**WORK INSTRUCTIONS:**
Collect each line of the entries that holds the string "application".

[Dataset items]
┌────────

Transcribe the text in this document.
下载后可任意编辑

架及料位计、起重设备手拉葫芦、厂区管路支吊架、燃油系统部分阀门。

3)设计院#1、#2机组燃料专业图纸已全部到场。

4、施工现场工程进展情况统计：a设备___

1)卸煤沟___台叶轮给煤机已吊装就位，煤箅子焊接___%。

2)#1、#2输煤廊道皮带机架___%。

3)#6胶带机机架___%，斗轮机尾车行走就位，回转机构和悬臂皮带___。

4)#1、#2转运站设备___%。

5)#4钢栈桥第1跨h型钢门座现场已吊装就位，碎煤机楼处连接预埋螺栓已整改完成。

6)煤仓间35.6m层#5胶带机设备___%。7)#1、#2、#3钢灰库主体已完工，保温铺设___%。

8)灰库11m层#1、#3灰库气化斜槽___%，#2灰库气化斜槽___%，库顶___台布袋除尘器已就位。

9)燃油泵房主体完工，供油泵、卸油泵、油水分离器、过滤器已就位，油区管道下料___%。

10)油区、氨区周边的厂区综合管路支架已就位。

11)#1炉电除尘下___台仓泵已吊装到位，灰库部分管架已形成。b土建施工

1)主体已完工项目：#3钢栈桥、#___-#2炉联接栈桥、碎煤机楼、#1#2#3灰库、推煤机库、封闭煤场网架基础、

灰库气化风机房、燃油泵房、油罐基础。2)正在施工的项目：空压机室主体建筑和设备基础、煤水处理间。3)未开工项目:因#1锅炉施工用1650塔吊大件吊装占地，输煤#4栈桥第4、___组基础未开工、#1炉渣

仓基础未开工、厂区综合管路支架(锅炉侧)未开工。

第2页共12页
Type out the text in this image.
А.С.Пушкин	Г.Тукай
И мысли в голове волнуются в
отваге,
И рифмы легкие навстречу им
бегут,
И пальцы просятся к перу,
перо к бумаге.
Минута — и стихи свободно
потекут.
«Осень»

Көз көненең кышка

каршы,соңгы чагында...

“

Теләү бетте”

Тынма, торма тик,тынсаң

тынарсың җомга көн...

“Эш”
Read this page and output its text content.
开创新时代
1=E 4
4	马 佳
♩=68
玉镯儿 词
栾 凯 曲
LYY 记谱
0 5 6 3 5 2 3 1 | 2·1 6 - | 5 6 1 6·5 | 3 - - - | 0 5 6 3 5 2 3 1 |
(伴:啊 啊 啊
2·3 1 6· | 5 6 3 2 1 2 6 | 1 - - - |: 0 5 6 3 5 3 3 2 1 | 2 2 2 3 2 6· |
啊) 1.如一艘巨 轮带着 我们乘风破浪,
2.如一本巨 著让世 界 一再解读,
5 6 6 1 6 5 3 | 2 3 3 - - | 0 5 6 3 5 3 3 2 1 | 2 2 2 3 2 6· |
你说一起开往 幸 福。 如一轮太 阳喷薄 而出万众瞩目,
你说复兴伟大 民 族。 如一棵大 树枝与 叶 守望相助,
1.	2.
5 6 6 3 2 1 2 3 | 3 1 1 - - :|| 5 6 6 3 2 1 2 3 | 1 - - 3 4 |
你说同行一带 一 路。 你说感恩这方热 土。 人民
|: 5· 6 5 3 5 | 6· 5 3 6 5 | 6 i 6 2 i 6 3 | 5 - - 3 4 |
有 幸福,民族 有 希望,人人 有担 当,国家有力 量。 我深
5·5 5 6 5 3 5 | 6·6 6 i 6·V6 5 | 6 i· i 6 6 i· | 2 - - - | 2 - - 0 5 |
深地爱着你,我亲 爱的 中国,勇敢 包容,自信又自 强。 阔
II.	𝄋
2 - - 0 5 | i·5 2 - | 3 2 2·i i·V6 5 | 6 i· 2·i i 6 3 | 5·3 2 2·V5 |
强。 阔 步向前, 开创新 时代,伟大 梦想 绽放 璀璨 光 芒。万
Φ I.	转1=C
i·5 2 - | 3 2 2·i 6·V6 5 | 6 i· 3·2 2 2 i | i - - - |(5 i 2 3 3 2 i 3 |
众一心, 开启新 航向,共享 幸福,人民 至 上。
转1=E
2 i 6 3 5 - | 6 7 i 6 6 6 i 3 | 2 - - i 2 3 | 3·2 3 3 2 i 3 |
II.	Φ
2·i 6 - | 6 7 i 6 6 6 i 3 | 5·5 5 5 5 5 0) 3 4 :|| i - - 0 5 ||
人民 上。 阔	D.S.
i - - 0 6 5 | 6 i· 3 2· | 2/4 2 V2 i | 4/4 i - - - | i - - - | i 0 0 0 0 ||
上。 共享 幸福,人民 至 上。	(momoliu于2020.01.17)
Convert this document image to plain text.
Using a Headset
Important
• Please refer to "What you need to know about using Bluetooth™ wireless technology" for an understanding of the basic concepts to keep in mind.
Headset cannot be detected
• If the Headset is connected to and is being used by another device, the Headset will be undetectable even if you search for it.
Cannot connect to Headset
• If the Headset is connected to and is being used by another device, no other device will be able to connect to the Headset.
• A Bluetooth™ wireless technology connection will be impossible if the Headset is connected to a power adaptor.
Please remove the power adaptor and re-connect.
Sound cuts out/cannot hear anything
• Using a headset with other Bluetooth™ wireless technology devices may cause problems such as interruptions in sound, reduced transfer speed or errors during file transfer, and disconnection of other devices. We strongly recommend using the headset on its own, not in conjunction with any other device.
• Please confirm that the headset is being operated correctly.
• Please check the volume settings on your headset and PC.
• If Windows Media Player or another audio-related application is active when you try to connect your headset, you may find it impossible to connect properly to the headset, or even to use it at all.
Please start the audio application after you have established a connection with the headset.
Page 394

└────────

**SOLUTION:**
• If Windows Media Player or another audio-related application is active when you try to connect your headset, you may find it impossible to connect properly to the headset, or even to use it at all.
Please start the audio application after you have established a connection with the headset.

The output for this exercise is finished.